Each line in the entries below that holds the string "response" is to be listed.

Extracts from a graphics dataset

····················

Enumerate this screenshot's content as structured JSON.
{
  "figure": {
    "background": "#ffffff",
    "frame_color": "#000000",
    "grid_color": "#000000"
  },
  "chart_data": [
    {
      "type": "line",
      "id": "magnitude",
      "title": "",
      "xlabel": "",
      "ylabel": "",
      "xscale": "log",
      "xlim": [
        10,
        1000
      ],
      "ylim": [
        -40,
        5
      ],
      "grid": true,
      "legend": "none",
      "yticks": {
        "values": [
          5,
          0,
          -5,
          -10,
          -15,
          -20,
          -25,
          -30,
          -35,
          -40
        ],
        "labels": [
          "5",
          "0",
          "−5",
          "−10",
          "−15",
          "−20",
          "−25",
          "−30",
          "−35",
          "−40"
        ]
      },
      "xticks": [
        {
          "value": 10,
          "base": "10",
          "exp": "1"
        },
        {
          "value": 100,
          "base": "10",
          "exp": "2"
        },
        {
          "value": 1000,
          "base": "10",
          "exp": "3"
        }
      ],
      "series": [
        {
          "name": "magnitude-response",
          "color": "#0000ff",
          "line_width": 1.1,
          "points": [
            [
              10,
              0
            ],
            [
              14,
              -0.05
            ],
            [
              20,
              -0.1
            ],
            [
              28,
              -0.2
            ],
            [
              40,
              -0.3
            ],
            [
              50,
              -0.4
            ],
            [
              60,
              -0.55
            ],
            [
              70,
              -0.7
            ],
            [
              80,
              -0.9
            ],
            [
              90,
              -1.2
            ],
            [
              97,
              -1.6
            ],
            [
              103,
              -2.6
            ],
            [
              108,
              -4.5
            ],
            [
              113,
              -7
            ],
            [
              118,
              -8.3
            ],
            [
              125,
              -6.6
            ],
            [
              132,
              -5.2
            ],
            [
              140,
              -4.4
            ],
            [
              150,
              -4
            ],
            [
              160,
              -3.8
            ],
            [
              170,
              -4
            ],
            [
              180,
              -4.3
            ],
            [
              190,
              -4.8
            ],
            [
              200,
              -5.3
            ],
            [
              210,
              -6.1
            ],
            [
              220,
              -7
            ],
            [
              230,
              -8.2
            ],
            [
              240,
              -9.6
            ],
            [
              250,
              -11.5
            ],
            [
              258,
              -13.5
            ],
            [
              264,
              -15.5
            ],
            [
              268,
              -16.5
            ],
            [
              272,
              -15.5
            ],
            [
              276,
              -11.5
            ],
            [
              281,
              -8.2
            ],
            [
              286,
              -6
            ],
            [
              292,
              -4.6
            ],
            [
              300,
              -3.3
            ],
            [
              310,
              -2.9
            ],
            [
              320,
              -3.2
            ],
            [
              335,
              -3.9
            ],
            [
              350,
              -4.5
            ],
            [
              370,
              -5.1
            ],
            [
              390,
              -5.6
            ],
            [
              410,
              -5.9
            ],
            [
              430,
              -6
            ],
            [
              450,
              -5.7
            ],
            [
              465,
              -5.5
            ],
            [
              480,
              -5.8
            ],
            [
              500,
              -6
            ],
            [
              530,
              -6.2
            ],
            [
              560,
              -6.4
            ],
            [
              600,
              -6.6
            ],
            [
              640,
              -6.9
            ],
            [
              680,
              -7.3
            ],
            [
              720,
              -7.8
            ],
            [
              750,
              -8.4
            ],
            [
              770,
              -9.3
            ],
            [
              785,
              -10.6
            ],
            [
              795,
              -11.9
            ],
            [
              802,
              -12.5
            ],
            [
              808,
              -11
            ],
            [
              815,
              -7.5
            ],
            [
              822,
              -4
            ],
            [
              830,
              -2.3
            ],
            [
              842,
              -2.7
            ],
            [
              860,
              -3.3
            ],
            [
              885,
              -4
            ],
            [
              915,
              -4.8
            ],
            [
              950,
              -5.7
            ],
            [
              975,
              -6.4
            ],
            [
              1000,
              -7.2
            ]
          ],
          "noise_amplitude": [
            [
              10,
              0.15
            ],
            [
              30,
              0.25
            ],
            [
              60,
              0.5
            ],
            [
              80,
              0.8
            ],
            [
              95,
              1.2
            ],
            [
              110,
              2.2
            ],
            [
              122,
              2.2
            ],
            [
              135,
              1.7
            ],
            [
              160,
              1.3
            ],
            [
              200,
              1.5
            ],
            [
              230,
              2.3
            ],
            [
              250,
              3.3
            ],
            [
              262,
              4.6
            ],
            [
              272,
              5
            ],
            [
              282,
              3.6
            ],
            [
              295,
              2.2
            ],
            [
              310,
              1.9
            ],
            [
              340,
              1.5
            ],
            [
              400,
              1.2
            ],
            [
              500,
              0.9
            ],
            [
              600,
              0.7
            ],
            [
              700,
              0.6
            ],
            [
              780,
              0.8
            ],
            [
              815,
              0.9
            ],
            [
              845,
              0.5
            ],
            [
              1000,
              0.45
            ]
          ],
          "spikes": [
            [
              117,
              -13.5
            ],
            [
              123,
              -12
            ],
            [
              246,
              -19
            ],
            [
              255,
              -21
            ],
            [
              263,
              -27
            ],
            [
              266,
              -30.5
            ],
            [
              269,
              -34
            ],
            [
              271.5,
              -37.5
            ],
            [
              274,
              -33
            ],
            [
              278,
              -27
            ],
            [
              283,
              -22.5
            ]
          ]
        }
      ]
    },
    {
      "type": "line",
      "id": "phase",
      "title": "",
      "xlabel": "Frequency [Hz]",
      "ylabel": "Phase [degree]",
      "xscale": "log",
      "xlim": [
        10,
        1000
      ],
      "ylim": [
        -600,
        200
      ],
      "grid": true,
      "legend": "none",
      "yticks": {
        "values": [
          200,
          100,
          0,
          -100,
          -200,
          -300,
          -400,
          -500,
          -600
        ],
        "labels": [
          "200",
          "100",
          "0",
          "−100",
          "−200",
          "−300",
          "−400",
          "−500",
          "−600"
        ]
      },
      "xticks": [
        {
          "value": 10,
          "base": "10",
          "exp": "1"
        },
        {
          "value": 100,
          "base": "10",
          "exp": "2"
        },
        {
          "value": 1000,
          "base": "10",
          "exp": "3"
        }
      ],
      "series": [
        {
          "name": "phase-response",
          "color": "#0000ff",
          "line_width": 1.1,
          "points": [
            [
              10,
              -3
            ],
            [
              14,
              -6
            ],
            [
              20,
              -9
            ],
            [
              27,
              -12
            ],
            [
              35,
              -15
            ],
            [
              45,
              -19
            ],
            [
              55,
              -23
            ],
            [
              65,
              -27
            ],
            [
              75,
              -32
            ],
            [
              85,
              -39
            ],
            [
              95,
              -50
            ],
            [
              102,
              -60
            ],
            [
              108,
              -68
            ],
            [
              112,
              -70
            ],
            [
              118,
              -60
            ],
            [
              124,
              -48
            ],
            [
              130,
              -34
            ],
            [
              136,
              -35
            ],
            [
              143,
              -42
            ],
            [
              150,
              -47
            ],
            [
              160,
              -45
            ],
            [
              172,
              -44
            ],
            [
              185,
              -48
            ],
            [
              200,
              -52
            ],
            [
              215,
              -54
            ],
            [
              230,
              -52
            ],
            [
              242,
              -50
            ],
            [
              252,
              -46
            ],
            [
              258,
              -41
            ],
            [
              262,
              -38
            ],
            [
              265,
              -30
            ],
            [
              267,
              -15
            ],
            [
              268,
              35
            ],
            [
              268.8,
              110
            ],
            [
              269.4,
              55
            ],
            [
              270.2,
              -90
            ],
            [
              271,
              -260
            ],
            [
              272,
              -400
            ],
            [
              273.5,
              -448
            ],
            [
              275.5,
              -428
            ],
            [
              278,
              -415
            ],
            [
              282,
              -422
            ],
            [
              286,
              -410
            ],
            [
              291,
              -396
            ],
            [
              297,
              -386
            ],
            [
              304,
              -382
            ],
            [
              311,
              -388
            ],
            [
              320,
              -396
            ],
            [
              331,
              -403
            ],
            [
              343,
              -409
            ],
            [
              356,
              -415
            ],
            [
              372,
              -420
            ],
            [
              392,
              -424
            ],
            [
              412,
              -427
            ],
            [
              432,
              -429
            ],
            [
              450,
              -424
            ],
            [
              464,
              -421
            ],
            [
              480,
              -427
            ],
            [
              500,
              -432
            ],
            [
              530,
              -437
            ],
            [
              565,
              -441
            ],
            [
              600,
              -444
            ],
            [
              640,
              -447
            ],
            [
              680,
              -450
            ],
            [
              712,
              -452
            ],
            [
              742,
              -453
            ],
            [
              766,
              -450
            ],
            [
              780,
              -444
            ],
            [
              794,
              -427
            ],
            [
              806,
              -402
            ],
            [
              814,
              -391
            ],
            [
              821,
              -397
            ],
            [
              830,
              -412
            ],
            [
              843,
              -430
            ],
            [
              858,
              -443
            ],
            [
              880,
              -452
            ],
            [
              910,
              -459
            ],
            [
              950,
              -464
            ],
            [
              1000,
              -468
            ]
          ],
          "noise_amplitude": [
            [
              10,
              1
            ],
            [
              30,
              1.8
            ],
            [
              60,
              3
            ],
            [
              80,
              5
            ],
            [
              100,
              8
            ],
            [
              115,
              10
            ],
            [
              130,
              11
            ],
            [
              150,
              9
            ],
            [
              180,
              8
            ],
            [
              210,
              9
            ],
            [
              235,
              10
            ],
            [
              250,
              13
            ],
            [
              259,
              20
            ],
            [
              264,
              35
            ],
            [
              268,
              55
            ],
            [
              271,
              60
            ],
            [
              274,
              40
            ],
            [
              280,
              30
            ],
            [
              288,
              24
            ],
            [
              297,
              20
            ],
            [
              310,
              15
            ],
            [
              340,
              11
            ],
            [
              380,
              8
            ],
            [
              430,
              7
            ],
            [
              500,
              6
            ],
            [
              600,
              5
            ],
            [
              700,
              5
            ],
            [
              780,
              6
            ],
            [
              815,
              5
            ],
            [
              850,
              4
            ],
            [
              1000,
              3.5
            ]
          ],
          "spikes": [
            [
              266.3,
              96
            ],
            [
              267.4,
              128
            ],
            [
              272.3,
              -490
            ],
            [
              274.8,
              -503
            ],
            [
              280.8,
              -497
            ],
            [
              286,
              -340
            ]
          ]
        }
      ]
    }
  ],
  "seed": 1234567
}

····················

Exercise solution
          "name": "magnitude-response",
          "name": "phase-response",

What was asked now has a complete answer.